Dataset items:
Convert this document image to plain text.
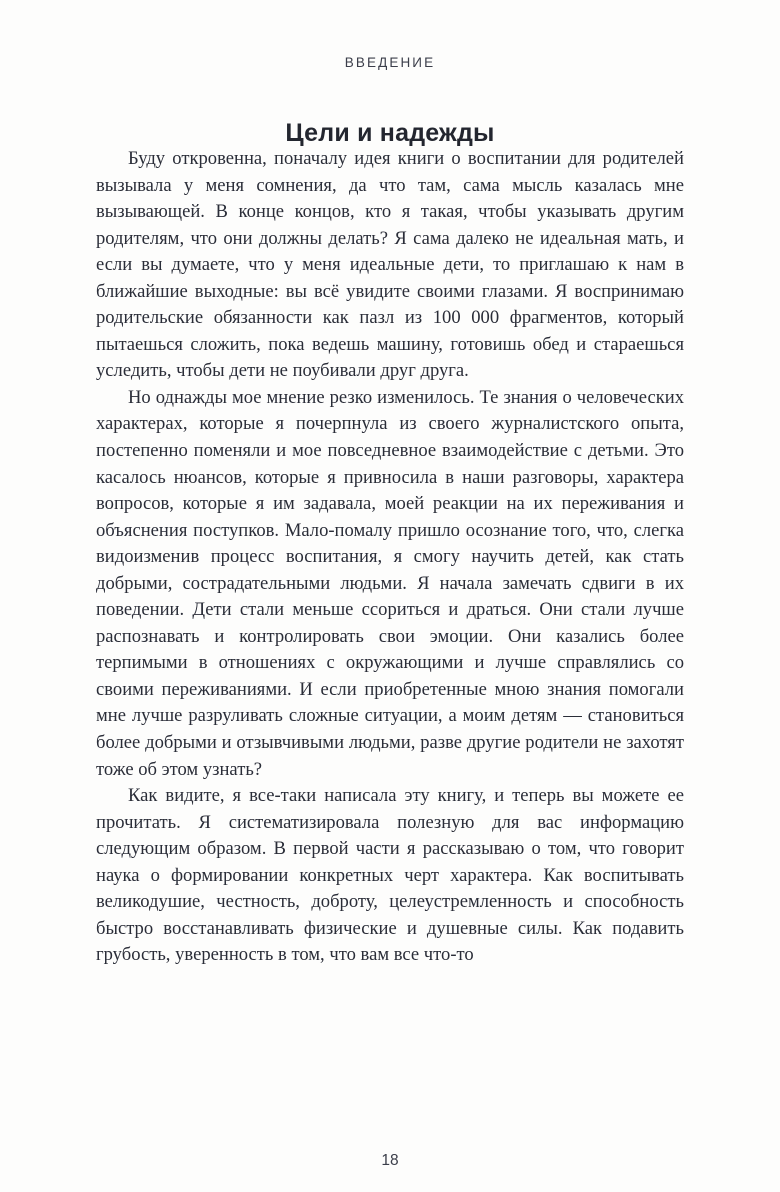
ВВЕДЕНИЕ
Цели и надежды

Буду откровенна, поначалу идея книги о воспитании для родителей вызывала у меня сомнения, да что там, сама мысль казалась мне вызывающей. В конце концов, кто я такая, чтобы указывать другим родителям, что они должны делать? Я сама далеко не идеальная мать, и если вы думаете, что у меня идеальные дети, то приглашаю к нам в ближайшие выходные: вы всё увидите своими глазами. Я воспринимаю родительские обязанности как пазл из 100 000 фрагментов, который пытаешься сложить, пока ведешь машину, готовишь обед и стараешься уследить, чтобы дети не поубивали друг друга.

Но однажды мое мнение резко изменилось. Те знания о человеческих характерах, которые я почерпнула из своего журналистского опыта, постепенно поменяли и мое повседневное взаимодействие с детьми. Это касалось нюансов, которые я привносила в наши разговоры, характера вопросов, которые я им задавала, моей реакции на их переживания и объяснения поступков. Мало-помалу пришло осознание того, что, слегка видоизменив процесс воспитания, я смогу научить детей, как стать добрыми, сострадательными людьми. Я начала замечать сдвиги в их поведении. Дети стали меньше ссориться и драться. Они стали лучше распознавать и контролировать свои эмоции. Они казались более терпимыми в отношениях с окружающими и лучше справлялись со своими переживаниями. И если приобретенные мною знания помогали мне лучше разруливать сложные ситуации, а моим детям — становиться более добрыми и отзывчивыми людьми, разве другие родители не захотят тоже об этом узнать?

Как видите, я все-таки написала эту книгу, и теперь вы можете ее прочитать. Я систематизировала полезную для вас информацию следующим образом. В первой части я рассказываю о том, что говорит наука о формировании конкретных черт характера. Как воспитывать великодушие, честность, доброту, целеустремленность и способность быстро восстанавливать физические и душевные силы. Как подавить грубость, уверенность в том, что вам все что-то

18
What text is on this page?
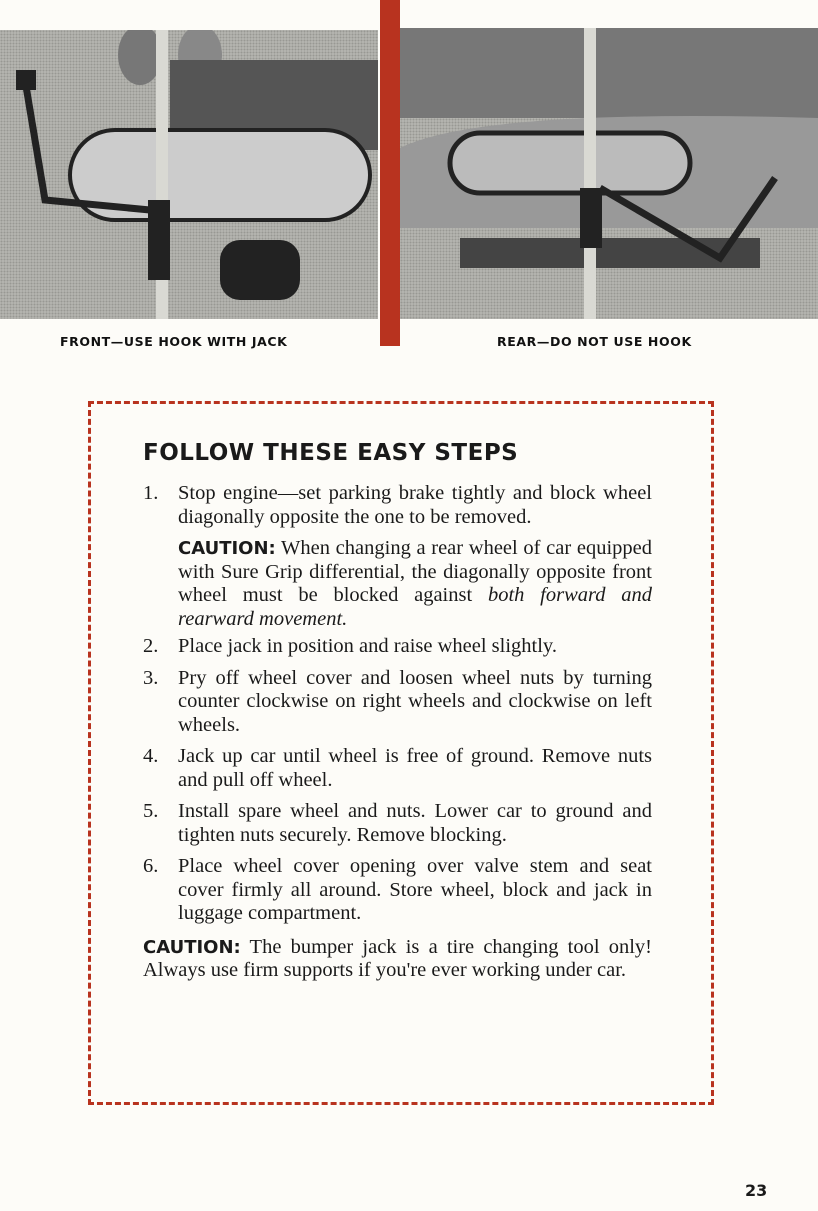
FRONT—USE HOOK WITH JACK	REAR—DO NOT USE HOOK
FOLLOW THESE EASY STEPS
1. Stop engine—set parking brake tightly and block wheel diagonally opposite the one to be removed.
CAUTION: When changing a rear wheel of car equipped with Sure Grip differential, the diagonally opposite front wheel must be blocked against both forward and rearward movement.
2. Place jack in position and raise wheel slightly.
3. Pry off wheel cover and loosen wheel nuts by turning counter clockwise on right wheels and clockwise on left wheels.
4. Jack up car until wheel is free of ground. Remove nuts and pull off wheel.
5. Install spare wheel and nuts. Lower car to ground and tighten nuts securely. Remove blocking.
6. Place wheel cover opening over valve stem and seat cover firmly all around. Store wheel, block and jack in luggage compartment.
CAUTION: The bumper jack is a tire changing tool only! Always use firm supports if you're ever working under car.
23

▶ **REQUIREMENTS**
Collect the complete line wherever the string "wheel" appears in the records.

▶ **RESPONSE TO THE TASK**
1. Stop engine—set parking brake tightly and block wheel diagonally opposite the one to be removed.
CAUTION: When changing a rear wheel of car equipped with Sure Grip differential, the diagonally opposite front wheel must be blocked against both forward and rearward movement.
2. Place jack in position and raise wheel slightly.
3. Pry off wheel cover and loosen wheel nuts by turning counter clockwise on right wheels and clockwise on left wheels.
4. Jack up car until wheel is free of ground. Remove nuts and pull off wheel.
5. Install spare wheel and nuts. Lower car to ground and tighten nuts securely. Remove blocking.
6. Place wheel cover opening over valve stem and seat cover firmly all around. Store wheel, block and jack in luggage compartment.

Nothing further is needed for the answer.